Dataset excerpt:
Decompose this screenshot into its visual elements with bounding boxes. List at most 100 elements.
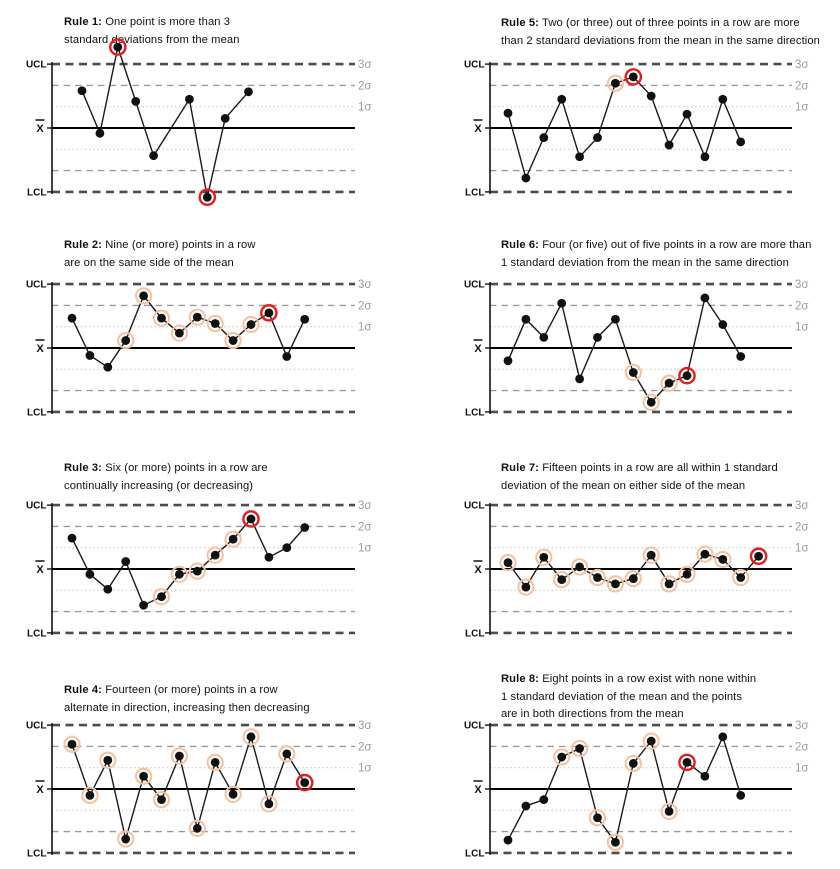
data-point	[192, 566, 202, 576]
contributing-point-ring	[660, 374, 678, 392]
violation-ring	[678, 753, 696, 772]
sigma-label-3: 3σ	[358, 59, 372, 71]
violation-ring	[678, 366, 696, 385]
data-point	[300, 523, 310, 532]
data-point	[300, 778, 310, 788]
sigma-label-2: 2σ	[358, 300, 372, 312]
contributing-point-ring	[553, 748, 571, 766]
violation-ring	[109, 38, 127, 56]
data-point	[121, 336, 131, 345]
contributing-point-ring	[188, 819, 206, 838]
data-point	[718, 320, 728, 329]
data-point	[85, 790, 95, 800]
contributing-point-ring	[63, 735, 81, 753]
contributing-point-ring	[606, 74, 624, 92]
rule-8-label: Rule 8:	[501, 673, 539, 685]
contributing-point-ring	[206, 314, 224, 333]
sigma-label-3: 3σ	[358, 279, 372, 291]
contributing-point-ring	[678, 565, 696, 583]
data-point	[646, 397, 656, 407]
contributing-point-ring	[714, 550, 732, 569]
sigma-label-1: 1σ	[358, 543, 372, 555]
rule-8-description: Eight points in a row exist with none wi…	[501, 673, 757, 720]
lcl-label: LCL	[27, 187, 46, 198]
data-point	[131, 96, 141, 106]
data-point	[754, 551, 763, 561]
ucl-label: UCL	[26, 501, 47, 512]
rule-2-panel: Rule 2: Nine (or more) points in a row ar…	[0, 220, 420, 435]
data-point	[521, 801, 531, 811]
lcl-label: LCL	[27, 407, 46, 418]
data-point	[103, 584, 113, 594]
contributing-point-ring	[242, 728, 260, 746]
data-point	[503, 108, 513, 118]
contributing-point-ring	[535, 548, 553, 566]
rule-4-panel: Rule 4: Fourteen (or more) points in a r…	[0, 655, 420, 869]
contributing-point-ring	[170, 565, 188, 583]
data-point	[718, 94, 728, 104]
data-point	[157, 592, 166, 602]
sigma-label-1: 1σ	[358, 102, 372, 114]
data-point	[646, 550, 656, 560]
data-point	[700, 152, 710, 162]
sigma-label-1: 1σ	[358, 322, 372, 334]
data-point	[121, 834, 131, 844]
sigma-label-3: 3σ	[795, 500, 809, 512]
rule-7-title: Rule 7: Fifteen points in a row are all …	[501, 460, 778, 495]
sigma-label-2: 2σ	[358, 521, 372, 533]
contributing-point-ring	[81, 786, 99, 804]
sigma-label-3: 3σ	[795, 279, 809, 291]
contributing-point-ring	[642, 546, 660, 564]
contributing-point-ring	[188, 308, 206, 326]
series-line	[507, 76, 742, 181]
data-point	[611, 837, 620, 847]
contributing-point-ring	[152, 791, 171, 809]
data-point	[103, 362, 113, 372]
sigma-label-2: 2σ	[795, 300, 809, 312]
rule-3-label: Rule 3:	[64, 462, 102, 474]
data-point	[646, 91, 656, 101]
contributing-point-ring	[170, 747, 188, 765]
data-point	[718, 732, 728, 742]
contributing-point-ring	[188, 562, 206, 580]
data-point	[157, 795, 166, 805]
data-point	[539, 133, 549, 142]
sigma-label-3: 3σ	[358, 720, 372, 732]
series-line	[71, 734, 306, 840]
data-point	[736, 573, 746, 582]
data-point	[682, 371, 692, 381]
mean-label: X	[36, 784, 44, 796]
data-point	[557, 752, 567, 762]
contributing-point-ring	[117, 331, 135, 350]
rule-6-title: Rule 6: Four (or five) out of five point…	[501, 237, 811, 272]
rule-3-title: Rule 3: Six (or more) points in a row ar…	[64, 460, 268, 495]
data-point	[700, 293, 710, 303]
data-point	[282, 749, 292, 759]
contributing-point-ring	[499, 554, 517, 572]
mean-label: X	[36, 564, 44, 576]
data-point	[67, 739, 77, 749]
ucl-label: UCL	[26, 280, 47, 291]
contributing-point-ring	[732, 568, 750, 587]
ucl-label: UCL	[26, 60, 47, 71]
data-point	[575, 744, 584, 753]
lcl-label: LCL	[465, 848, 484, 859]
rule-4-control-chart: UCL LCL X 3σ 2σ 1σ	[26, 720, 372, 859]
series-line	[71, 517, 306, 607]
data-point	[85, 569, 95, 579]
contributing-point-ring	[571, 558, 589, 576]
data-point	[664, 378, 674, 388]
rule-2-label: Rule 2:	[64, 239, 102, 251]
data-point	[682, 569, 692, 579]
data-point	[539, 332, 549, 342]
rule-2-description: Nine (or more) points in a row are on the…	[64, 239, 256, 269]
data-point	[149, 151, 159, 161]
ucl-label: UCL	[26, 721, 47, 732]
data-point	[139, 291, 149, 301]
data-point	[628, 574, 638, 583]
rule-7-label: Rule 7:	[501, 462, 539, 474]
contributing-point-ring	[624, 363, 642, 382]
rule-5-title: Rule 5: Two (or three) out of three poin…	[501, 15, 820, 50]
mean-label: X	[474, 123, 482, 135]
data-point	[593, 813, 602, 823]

...

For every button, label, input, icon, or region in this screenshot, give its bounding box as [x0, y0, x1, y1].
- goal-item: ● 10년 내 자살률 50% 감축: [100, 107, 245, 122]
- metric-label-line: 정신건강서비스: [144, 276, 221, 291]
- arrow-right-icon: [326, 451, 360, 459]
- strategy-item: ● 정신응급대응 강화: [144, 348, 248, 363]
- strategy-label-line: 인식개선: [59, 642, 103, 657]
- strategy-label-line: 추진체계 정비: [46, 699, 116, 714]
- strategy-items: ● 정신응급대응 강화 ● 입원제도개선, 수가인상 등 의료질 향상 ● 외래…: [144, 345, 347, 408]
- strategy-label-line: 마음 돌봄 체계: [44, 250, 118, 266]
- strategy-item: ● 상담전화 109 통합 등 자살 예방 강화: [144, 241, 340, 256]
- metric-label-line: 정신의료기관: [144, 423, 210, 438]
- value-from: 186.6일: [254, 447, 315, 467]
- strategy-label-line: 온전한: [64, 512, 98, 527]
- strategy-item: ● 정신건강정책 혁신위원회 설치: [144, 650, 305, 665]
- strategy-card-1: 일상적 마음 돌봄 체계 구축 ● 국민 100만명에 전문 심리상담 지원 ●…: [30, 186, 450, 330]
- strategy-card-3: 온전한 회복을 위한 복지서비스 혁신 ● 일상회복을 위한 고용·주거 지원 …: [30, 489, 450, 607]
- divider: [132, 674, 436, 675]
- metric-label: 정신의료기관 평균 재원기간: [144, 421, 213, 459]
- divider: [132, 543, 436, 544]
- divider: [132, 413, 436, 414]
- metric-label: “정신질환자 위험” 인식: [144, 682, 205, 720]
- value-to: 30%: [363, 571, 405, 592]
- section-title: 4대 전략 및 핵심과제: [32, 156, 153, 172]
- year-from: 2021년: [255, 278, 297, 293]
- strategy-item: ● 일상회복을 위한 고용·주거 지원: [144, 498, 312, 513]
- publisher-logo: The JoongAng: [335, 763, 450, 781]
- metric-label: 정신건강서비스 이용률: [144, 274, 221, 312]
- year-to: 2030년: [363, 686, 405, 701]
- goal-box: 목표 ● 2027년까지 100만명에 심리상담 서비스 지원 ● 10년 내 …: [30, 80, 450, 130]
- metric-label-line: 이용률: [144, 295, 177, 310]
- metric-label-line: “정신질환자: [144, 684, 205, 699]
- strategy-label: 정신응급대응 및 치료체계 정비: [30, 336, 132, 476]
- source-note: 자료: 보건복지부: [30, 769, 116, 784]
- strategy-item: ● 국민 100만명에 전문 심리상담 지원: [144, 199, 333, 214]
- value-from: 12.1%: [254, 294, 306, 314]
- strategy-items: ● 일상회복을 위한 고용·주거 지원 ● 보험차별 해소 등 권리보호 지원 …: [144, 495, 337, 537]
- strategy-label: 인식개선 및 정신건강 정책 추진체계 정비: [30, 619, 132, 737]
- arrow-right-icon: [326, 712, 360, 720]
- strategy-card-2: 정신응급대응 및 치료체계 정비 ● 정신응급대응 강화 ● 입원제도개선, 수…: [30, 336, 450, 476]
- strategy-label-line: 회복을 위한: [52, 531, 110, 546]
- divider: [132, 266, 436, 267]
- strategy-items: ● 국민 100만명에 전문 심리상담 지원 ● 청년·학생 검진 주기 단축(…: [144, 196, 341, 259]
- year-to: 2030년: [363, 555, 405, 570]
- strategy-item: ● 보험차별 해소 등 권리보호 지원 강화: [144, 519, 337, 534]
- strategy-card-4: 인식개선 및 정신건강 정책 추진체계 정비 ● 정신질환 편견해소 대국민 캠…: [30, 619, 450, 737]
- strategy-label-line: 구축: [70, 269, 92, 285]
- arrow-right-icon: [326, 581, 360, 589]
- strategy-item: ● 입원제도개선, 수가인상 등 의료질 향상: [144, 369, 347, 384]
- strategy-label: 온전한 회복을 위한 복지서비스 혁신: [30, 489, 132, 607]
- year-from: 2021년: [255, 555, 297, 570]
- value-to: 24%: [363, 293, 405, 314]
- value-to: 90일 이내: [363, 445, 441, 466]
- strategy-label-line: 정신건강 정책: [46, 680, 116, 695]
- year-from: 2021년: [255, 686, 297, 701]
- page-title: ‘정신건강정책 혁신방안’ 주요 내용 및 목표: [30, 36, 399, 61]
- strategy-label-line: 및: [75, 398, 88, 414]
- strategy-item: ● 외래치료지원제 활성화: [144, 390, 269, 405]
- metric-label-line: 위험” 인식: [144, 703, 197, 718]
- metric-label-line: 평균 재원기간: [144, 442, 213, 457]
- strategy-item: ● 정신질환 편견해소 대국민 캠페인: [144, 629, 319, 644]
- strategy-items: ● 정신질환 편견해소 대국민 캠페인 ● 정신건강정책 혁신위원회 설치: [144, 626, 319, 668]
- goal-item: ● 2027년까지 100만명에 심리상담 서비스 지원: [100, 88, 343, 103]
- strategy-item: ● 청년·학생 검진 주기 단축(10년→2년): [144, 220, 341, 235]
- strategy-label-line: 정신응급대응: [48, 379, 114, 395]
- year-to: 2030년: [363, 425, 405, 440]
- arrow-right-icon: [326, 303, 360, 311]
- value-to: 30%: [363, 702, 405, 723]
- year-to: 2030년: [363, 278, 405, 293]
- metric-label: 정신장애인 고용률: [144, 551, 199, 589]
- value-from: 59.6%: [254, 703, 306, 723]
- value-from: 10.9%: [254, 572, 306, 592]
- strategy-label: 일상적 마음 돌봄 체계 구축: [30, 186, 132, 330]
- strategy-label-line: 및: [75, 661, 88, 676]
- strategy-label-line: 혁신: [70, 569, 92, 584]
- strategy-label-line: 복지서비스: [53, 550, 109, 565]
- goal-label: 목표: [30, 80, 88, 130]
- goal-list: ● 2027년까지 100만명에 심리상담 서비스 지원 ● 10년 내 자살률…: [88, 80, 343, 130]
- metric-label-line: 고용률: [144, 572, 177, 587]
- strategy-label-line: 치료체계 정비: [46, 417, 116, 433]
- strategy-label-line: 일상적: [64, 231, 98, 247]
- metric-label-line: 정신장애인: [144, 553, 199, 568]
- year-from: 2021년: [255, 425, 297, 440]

* * *

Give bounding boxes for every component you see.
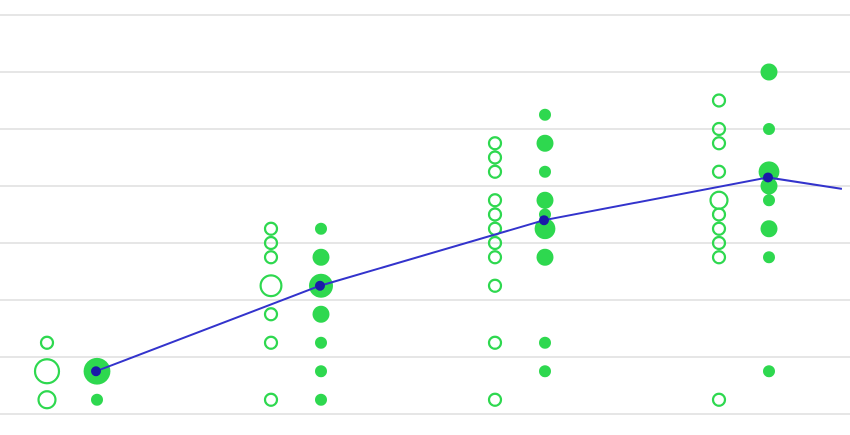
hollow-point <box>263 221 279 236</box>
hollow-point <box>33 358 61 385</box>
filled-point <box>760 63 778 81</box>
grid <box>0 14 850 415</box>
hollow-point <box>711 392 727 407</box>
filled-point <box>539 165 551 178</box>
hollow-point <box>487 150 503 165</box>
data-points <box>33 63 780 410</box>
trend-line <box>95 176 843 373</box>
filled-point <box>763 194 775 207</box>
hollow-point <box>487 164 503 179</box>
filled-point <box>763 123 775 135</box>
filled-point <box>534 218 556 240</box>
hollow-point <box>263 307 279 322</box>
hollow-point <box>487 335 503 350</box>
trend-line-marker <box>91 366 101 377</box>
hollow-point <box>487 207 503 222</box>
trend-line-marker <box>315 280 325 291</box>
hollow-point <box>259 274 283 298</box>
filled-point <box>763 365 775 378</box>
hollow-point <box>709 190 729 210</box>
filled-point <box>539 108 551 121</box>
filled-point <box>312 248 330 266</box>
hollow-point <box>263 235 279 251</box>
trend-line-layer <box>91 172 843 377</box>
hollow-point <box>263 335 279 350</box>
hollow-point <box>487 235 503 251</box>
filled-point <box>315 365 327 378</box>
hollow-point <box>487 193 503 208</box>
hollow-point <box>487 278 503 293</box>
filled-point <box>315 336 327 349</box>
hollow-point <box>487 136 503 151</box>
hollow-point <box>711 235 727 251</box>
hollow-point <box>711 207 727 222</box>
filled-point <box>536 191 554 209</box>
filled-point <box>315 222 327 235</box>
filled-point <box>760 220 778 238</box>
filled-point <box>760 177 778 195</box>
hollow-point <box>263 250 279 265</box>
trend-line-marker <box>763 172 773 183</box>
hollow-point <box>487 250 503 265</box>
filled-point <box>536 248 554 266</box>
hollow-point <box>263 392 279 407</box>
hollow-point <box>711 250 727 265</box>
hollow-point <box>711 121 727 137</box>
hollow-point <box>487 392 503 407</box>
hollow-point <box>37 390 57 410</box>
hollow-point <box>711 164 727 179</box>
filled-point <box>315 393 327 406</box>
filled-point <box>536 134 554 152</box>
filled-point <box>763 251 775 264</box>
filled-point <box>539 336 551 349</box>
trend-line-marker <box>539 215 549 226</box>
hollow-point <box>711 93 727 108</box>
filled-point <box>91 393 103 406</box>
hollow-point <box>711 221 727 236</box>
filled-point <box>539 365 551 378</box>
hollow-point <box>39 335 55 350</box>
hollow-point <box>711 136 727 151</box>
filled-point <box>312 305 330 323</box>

**Challenge:** Copy out the entries verbatim, beginning at the line that contains "hollow-point <box>263 221 279 236</box>" and stopping after the line that contains "filled-point <box>763 123 775 135</box>".

**Task solution:**
hollow-point <box>263 221 279 236</box>
hollow-point <box>33 358 61 385</box>
filled-point <box>760 63 778 81</box>
grid <box>0 14 850 415</box>
hollow-point <box>711 392 727 407</box>
filled-point <box>539 165 551 178</box>
hollow-point <box>487 150 503 165</box>
data-points <box>33 63 780 410</box>
trend-line <box>95 176 843 373</box>
filled-point <box>763 194 775 207</box>
hollow-point <box>487 164 503 179</box>
filled-point <box>763 123 775 135</box>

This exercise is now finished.